Job
Give the entries again exactly, every one of them.

### Material shown

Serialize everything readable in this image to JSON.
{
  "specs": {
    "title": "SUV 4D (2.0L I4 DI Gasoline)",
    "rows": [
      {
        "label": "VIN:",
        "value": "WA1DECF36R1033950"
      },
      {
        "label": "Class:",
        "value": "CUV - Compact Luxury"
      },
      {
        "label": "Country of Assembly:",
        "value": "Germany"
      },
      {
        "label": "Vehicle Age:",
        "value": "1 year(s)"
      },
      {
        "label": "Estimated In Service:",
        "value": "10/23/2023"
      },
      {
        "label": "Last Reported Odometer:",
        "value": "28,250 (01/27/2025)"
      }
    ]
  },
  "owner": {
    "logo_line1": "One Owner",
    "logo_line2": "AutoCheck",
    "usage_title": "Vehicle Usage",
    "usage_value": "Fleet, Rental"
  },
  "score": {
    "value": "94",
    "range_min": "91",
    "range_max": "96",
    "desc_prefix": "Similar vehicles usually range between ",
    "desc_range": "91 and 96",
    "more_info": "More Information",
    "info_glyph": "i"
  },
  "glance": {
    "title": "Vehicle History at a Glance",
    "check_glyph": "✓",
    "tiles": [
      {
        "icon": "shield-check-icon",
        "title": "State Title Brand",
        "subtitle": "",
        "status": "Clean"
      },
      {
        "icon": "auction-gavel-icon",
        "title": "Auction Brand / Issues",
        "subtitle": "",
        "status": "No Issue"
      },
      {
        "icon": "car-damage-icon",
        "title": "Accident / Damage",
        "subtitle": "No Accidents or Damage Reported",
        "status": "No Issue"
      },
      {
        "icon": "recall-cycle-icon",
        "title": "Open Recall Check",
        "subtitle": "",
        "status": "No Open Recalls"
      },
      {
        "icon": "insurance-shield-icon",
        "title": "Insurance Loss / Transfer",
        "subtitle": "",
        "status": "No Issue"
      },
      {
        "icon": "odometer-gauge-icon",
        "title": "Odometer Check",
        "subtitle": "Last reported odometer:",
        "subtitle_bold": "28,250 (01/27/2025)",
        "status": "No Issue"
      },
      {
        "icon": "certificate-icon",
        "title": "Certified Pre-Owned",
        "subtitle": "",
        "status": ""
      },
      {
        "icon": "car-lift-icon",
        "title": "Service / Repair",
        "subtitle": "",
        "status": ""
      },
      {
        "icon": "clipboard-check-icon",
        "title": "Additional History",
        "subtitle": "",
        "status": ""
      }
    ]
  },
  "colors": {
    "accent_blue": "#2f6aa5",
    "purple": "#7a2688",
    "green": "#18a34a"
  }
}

######

The result
Serialize everything readable in this image to JSON.
{
  "specs": {
    "title": "SUV 4D (2.0L I4 DI Gasoline)",
    "rows": [
      {
        "label": "VIN:",
        "value": "WA1DECF36R1033950"
      },
      {
        "label": "Class:",
        "value": "CUV - Compact Luxury"
      },
      {
        "label": "Country of Assembly:",
        "value": "Germany"
      },
      {
        "label": "Vehicle Age:",
        "value": "1 year(s)"
      },
      {
        "label": "Estimated In Service:",
        "value": "10/23/2023"
      },
      {
        "label": "Last Reported Odometer:",
        "value": "28,250 (01/27/2025)"
      }
    ]
  },
  "owner": {
    "logo_line1": "One Owner",
    "logo_line2": "AutoCheck",
    "usage_title": "Vehicle Usage",
    "usage_value": "Fleet, Rental"
  },
  "score": {
    "value": "94",
    "range_min": "91",
    "range_max": "96",
    "desc_prefix": "Similar vehicles usually range between ",
    "desc_range": "91 and 96",
    "more_info": "More Information",
    "info_glyph": "i"
  },
  "glance": {
    "title": "Vehicle History at a Glance",
    "check_glyph": "✓",
    "tiles": [
      {
        "icon": "shield-check-icon",
        "title": "State Title Brand",
        "subtitle": "",
        "status": "Clean"
      },
      {
        "icon": "auction-gavel-icon",
        "title": "Auction Brand / Issues",
        "subtitle": "",
        "status": "No Issue"
      },
      {
        "icon": "car-damage-icon",
        "title": "Accident / Damage",
        "subtitle": "No Accidents or Damage Reported",
        "status": "No Issue"
      },
      {
        "icon": "recall-cycle-icon",
        "title": "Open Recall Check",
        "subtitle": "",
        "status": "No Open Recalls"
      },
      {
        "icon": "insurance-shield-icon",
        "title": "Insurance Loss / Transfer",
        "subtitle": "",
        "status": "No Issue"
      },
      {
        "icon": "odometer-gauge-icon",
        "title": "Odometer Check",
        "subtitle": "Last reported odometer:",
        "subtitle_bold": "28,250 (01/27/2025)",
        "status": "No Issue"
      },
      {
        "icon": "certificate-icon",
        "title": "Certified Pre-Owned",
        "subtitle": "",
        "status": ""
      },
      {
        "icon": "car-lift-icon",
        "title": "Service / Repair",
        "subtitle": "",
        "status": ""
      },
      {
        "icon": "clipboard-check-icon",
        "title": "Additional History",
        "subtitle": "",
        "status": ""
      }
    ]
  },
  "colors": {
    "accent_blue": "#2f6aa5",
    "purple": "#7a2688",
    "green": "#18a34a"
  }
}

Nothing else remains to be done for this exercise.